Tell how many lines contain the word "this". Reply with the number only.

[Excerpts from a figure dataset]
%%

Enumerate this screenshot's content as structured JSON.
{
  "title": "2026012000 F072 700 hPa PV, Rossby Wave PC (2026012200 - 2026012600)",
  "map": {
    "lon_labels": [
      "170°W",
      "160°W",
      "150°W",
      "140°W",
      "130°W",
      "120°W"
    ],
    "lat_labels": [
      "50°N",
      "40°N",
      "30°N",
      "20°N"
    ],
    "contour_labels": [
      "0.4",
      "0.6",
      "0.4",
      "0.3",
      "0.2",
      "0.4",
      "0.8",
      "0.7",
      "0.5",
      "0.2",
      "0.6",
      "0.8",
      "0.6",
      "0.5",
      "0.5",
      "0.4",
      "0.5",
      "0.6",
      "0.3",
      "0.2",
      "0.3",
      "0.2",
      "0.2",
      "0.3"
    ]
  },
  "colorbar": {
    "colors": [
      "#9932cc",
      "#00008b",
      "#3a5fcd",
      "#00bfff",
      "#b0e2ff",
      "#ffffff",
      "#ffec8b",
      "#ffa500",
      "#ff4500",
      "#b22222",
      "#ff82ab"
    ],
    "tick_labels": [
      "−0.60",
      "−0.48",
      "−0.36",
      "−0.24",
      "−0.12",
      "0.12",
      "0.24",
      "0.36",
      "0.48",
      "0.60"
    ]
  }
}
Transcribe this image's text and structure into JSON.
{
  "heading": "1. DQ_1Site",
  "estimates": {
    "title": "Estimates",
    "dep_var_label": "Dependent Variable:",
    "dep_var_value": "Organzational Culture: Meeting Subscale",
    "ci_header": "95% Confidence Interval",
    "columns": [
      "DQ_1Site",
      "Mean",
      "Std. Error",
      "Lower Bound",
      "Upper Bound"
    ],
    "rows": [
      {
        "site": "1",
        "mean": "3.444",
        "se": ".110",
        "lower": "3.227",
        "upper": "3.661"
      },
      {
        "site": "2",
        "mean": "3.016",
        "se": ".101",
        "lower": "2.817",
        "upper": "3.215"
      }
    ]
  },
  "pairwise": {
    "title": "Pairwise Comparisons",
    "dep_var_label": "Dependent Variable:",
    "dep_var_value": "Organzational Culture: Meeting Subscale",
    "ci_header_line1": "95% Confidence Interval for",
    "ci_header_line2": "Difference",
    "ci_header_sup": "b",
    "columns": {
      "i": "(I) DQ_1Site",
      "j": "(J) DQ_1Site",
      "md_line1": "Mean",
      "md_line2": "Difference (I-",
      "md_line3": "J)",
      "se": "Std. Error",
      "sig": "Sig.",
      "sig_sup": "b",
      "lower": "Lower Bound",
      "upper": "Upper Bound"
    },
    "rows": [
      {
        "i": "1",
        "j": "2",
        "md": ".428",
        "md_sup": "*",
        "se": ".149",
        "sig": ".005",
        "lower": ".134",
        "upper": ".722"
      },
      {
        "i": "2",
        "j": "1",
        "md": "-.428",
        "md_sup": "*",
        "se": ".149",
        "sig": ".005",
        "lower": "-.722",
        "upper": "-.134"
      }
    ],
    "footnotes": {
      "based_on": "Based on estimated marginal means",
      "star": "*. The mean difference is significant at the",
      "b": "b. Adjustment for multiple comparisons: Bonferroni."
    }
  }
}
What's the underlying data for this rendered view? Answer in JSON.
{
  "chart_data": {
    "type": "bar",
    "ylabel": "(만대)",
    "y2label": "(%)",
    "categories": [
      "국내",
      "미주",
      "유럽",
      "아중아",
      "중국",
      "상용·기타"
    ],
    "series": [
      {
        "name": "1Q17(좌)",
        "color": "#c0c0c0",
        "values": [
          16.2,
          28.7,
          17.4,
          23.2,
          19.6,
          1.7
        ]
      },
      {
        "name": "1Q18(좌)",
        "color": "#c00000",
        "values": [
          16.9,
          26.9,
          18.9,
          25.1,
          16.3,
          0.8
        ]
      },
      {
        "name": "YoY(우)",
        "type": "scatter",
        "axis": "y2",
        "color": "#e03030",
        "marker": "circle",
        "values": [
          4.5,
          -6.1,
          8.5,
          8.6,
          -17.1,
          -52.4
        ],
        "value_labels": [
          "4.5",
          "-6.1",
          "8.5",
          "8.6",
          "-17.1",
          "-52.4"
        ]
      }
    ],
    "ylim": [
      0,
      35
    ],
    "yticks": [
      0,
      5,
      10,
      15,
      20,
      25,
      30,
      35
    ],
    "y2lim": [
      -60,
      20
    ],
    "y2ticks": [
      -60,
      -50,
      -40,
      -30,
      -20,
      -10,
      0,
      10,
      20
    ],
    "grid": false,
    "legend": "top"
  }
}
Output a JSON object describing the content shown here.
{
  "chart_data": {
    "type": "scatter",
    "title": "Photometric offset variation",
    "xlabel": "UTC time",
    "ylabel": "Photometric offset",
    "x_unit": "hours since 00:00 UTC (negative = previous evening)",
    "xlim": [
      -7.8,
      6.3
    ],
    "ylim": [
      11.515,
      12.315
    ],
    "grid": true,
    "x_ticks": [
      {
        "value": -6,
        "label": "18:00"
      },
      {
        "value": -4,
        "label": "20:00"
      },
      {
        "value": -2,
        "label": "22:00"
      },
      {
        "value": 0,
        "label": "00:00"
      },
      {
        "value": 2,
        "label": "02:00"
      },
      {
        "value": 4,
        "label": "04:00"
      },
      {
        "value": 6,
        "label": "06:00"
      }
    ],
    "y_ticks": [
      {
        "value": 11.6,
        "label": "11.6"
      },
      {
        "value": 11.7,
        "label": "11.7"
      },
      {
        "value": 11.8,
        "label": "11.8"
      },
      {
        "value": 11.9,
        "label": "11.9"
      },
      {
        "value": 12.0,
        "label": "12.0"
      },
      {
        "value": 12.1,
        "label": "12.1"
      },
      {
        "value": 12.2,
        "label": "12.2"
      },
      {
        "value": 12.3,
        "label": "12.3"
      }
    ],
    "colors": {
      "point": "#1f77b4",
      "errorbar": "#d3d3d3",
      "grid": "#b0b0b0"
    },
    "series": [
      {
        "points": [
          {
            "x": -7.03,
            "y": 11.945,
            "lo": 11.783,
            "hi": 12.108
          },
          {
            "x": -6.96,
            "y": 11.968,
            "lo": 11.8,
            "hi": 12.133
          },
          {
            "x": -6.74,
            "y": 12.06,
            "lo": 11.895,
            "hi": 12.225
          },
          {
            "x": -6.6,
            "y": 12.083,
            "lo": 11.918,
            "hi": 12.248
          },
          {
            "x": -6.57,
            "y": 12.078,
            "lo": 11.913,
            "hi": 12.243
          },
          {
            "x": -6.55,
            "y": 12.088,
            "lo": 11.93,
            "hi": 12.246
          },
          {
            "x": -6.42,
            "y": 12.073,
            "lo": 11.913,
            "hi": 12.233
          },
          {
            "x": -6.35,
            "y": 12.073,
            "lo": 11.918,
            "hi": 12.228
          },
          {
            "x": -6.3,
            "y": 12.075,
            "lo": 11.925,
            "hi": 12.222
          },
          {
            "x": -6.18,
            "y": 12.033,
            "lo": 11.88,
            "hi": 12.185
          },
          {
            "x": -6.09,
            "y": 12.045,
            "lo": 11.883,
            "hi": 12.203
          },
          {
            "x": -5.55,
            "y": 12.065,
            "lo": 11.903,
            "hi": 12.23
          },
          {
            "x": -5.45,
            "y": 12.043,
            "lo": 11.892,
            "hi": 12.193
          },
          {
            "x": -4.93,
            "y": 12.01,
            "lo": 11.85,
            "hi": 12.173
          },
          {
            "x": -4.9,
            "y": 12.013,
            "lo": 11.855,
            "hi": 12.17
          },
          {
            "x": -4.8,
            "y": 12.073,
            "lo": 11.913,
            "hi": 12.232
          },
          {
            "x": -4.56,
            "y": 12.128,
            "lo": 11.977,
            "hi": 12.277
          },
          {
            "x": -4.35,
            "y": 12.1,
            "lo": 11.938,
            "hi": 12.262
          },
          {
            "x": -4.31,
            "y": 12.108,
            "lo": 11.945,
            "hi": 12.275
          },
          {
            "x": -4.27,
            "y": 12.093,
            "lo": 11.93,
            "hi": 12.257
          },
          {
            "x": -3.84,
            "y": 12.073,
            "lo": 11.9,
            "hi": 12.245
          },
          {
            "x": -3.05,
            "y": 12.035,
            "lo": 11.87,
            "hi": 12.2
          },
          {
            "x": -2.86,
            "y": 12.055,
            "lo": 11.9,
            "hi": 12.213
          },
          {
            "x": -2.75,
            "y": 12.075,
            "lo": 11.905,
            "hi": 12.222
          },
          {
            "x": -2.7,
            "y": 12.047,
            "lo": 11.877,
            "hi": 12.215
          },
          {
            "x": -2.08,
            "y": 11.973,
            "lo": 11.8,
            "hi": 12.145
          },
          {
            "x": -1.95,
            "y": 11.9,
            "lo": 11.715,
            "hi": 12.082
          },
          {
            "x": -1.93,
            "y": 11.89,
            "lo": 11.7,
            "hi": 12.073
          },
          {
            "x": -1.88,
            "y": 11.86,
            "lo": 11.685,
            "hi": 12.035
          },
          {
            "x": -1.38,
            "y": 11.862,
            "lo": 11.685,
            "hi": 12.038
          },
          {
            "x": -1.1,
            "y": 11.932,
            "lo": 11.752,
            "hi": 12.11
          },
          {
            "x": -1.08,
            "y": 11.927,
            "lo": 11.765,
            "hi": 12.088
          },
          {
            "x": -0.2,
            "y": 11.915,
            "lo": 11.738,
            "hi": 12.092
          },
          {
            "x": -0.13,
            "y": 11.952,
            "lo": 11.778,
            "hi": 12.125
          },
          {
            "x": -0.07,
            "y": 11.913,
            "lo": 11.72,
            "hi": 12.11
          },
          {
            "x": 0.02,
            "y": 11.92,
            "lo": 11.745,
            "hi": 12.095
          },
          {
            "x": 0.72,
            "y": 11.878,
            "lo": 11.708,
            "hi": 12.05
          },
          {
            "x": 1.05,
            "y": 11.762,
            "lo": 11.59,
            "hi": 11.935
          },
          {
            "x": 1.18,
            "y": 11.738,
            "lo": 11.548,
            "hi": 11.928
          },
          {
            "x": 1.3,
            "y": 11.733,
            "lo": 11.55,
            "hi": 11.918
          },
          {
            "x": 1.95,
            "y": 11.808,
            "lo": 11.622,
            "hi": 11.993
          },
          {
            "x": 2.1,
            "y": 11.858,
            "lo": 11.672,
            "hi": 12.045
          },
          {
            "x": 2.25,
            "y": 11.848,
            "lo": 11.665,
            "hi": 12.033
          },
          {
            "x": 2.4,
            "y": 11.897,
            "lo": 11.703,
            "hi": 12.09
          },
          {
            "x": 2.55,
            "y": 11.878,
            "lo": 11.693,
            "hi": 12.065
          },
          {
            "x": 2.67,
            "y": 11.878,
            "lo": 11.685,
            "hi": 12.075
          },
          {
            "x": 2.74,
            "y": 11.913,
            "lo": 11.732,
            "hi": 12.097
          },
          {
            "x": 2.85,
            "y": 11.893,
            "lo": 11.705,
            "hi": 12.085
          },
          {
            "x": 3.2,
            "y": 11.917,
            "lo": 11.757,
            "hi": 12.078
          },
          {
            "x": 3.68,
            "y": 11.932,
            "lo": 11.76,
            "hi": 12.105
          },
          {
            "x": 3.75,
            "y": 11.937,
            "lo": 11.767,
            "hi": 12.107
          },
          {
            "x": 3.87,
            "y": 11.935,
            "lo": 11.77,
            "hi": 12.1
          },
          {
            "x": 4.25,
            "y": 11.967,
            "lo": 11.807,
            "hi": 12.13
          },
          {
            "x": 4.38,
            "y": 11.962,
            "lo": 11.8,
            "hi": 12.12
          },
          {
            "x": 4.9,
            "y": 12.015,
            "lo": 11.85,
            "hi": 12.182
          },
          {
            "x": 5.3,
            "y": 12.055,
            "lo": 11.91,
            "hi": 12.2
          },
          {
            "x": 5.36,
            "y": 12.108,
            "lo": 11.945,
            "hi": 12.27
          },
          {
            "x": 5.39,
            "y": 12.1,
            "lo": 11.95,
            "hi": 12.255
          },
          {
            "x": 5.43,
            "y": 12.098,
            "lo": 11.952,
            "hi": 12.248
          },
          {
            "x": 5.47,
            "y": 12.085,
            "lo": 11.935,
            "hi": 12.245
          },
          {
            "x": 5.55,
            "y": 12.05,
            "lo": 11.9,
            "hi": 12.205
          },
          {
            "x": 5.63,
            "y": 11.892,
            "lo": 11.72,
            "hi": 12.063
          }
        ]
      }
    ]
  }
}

%%

THE ANSWER:
3